Omit the images, then print each record below exactly as it reads.

[begin Input for this task]

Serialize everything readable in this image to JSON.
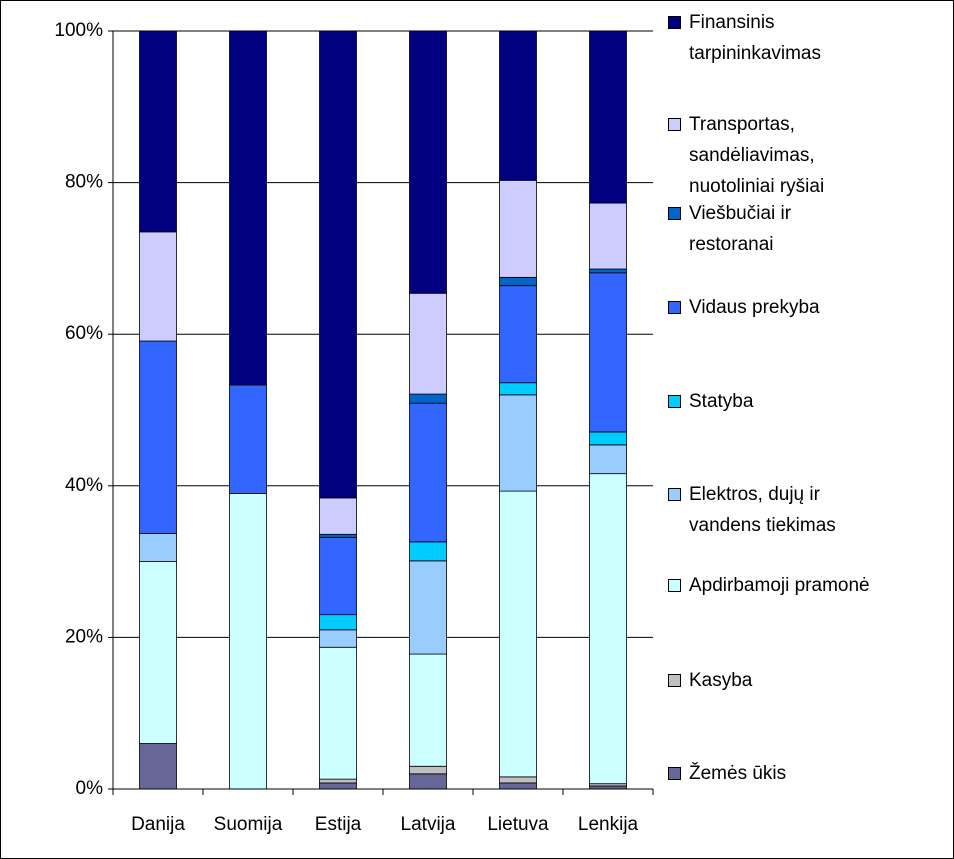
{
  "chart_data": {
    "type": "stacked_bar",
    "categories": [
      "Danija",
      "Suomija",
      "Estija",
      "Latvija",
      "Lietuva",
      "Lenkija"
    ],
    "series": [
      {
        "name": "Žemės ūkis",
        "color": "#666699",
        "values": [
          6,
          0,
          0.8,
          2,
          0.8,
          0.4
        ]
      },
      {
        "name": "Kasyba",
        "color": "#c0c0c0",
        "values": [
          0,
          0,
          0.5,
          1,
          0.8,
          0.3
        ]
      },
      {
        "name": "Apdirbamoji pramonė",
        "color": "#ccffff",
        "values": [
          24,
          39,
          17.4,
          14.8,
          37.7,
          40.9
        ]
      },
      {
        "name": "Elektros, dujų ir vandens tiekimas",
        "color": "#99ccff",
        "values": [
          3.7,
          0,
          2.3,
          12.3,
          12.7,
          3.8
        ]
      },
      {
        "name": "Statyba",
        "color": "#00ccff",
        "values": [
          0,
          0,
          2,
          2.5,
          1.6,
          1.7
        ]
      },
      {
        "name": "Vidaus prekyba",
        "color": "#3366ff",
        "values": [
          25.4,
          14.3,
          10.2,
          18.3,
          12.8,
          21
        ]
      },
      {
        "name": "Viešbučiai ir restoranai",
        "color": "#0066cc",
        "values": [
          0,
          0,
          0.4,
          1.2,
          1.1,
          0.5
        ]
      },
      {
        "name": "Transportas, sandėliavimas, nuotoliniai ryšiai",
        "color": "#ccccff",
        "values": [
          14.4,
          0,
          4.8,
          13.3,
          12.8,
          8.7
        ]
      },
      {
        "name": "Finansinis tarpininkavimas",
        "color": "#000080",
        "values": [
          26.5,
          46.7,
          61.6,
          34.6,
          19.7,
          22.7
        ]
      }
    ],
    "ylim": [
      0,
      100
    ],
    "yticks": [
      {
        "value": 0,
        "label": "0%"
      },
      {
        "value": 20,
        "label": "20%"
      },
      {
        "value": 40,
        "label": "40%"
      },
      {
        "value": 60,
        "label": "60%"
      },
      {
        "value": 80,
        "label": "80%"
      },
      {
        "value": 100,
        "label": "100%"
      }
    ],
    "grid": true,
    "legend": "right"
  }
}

[end Input for this task]

| Result of the task |
Serialize everything readable in this image to JSON.
{
  "chart_data": {
    "type": "stacked_bar",
    "categories": [
      "Danija",
      "Suomija",
      "Estija",
      "Latvija",
      "Lietuva",
      "Lenkija"
    ],
    "series": [
      {
        "name": "Žemės ūkis",
        "color": "#666699",
        "values": [
          6,
          0,
          0.8,
          2,
          0.8,
          0.4
        ]
      },
      {
        "name": "Kasyba",
        "color": "#c0c0c0",
        "values": [
          0,
          0,
          0.5,
          1,
          0.8,
          0.3
        ]
      },
      {
        "name": "Apdirbamoji pramonė",
        "color": "#ccffff",
        "values": [
          24,
          39,
          17.4,
          14.8,
          37.7,
          40.9
        ]
      },
      {
        "name": "Elektros, dujų ir vandens tiekimas",
        "color": "#99ccff",
        "values": [
          3.7,
          0,
          2.3,
          12.3,
          12.7,
          3.8
        ]
      },
      {
        "name": "Statyba",
        "color": "#00ccff",
        "values": [
          0,
          0,
          2,
          2.5,
          1.6,
          1.7
        ]
      },
      {
        "name": "Vidaus prekyba",
        "color": "#3366ff",
        "values": [
          25.4,
          14.3,
          10.2,
          18.3,
          12.8,
          21
        ]
      },
      {
        "name": "Viešbučiai ir restoranai",
        "color": "#0066cc",
        "values": [
          0,
          0,
          0.4,
          1.2,
          1.1,
          0.5
        ]
      },
      {
        "name": "Transportas, sandėliavimas, nuotoliniai ryšiai",
        "color": "#ccccff",
        "values": [
          14.4,
          0,
          4.8,
          13.3,
          12.8,
          8.7
        ]
      },
      {
        "name": "Finansinis tarpininkavimas",
        "color": "#000080",
        "values": [
          26.5,
          46.7,
          61.6,
          34.6,
          19.7,
          22.7
        ]
      }
    ],
    "ylim": [
      0,
      100
    ],
    "yticks": [
      {
        "value": 0,
        "label": "0%"
      },
      {
        "value": 20,
        "label": "20%"
      },
      {
        "value": 40,
        "label": "40%"
      },
      {
        "value": 60,
        "label": "60%"
      },
      {
        "value": 80,
        "label": "80%"
      },
      {
        "value": 100,
        "label": "100%"
      }
    ],
    "grid": true,
    "legend": "right"
  }
}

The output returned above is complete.